Selected excerpt section start

# Aircrack-NG

## About

Aircrack is a popular and powerful WiFi penetration testing tool used to assess WiFi network security. This focuses on monitoring, attacking, testing, and cracking.

### Links

[Aircrack-ng homepage](https://www.aircrack-ng.org/)

[Aircrack-ng github](https://github.com/aircrack-ng/aircrack-ng)

## Install

On debian based linux distros you can run `sudo apt install aircrack-ng`. This will install version 1.6. If you want to install from source I typically:

```
sudo apt-get install build-essential autoconf automake libtool pkg-config libnl-3-dev libnl-genl-3-dev libssl-dev ethtool shtool rfkill zlib1g-dev libpcap-dev libsqlite3-dev libpcre3-dev libhwloc-dev libcmocka-dev hostapd wpasupplicant tcpdump screen iw usbutils
cd /opt/ && sudo git clone 
https://github.com/aircrack-ng/aircrack-ng.git
 && cd aircrack-ng
sudo autoreconf -i
sudo ./configure --with-experimental
sudo make
sudo make install
sudo ldconfig
```

## Usage

* `airmon-ng` - Enables monitor mode for WiFi chipsets that support it.

Selected excerpt section end
Recorded information section start

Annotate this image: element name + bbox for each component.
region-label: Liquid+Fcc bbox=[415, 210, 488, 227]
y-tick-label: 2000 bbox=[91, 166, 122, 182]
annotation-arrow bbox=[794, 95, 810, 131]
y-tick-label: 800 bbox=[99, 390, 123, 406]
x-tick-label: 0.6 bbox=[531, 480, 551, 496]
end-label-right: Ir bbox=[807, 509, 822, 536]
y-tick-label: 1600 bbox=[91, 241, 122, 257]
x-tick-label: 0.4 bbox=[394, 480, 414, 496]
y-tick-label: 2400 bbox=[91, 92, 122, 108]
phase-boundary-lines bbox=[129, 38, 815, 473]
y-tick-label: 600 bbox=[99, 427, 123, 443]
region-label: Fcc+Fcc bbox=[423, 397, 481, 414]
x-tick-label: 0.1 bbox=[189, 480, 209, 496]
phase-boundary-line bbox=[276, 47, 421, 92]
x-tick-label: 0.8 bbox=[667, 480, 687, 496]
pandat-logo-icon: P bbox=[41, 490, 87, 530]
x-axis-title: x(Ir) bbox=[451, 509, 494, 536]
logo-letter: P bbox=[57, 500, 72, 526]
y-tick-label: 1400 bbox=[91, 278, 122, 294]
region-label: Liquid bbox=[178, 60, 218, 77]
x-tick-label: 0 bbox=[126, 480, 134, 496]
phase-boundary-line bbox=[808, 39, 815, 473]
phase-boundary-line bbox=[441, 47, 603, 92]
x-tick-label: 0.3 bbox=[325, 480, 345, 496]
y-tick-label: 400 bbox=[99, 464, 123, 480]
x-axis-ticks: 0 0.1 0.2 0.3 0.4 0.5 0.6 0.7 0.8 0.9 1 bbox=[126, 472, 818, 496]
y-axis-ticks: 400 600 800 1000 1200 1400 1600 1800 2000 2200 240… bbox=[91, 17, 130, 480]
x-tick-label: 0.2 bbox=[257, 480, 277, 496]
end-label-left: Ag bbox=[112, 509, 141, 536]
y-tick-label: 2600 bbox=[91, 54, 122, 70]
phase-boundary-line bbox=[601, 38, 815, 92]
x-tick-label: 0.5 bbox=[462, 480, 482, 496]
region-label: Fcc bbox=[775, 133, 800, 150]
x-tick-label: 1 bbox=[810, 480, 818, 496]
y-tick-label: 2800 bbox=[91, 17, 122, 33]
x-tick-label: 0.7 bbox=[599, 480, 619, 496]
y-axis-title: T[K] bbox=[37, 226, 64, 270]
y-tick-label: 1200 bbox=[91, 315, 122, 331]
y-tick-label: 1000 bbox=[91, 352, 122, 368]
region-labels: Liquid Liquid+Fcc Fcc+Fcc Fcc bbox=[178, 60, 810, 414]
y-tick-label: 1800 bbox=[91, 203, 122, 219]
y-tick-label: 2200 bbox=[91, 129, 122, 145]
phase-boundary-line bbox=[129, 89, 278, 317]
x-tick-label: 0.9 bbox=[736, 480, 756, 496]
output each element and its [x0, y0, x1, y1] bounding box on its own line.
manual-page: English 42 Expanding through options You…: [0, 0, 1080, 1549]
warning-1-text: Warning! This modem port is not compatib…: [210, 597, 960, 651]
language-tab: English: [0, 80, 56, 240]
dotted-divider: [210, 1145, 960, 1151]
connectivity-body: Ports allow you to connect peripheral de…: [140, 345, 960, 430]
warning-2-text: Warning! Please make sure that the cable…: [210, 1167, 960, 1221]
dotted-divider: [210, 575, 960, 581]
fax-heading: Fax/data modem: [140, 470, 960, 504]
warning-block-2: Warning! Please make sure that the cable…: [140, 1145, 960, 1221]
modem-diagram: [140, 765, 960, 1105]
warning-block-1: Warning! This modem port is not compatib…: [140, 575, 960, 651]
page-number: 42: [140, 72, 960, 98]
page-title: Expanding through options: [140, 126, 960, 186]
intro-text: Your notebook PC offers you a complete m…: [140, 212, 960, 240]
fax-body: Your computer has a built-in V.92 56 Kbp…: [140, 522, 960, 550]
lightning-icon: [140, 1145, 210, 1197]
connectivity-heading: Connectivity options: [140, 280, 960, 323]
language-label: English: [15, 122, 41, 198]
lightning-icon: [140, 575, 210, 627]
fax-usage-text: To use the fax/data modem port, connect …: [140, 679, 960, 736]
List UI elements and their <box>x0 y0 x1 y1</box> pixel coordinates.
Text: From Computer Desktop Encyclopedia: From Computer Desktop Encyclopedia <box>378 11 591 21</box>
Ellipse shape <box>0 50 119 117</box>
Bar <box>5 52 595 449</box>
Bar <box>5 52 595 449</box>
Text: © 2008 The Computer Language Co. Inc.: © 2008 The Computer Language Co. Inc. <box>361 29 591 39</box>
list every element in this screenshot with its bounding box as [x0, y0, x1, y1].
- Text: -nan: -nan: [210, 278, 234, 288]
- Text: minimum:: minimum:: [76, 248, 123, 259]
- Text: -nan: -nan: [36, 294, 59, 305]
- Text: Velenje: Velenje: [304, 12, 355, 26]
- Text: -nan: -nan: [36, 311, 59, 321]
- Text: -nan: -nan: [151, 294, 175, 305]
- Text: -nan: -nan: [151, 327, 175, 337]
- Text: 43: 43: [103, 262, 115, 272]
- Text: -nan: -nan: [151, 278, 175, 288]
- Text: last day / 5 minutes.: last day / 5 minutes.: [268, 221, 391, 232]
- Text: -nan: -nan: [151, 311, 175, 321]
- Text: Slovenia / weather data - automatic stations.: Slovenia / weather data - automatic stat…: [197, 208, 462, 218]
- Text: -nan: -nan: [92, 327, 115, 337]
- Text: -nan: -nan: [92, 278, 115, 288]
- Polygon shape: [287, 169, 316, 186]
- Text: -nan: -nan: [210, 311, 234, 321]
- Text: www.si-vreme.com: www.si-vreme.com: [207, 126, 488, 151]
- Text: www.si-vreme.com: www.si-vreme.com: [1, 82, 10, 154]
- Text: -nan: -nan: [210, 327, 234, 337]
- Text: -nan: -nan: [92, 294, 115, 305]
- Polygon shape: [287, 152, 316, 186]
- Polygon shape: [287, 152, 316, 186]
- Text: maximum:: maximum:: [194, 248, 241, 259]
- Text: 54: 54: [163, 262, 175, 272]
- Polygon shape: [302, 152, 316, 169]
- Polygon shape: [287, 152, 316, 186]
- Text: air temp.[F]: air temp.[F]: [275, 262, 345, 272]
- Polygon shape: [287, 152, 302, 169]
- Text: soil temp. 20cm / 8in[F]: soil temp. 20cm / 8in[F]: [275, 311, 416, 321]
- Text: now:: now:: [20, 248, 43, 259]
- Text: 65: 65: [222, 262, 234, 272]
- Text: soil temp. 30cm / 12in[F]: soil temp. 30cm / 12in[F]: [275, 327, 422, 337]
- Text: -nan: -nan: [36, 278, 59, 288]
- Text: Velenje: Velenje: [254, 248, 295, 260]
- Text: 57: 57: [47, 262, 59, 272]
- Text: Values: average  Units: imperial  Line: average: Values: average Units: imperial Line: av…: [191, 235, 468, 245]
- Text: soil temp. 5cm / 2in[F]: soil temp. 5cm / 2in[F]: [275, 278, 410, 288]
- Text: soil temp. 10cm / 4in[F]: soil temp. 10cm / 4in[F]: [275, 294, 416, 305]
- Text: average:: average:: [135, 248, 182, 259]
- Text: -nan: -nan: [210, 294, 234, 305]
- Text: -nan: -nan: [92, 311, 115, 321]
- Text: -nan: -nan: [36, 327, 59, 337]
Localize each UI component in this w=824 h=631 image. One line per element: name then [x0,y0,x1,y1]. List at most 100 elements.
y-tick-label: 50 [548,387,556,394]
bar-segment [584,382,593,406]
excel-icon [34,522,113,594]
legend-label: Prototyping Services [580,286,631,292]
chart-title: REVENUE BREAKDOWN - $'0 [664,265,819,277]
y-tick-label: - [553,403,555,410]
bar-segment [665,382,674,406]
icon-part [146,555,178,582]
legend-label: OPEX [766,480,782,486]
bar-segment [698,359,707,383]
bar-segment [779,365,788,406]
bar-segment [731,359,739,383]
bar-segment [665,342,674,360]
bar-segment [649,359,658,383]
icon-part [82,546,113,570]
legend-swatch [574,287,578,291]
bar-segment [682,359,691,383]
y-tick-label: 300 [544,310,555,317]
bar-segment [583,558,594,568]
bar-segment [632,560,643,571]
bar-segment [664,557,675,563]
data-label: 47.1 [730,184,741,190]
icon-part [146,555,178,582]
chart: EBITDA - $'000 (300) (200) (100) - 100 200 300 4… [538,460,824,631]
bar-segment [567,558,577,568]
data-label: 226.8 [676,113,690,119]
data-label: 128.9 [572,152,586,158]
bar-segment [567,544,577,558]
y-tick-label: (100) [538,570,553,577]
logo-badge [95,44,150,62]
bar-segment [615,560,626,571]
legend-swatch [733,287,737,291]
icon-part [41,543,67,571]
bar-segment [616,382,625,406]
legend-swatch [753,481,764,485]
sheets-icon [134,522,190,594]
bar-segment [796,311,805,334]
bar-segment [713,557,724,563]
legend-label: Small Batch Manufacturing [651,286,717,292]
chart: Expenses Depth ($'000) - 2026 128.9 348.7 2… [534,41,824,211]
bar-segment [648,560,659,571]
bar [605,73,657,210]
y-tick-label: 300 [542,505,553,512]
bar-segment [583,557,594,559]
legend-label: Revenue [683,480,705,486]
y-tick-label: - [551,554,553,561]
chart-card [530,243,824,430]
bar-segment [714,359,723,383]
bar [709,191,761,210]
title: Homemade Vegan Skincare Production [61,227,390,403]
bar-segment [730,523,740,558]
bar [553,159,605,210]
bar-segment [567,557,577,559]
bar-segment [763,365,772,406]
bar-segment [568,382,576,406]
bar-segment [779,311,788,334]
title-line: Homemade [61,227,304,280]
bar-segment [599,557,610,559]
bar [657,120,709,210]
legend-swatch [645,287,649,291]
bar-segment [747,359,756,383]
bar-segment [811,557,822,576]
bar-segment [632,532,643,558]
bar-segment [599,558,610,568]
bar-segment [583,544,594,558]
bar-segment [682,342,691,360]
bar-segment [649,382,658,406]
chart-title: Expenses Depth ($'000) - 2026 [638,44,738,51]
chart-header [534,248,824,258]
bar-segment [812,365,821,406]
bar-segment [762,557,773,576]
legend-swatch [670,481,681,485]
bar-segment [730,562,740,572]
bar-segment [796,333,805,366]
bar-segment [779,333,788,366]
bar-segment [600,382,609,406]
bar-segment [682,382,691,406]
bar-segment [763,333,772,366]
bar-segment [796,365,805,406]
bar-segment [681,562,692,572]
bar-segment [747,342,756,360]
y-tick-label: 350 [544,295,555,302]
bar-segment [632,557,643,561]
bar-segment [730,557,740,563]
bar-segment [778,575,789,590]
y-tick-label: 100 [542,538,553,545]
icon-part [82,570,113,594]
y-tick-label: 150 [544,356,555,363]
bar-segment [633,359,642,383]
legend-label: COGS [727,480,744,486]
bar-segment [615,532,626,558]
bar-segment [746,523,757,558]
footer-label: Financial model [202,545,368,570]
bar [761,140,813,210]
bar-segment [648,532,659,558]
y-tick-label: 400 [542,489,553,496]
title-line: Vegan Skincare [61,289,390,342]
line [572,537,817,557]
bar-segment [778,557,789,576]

Recorded information section end

- Task instructions:
Answer from the Aircrack-NG page:
1. Which version does `sudo apt install aircrack-ng` install on Debian-based distros?
2. Which option is passed to `./configure` when building from source?
3. What does `airmon-ng` do?
The records were taken from a different source.

- Solution to the problem:
1. Version 1.6.
2. `--with-experimental`
3. It enables monitor mode for WiFi chipsets that support it.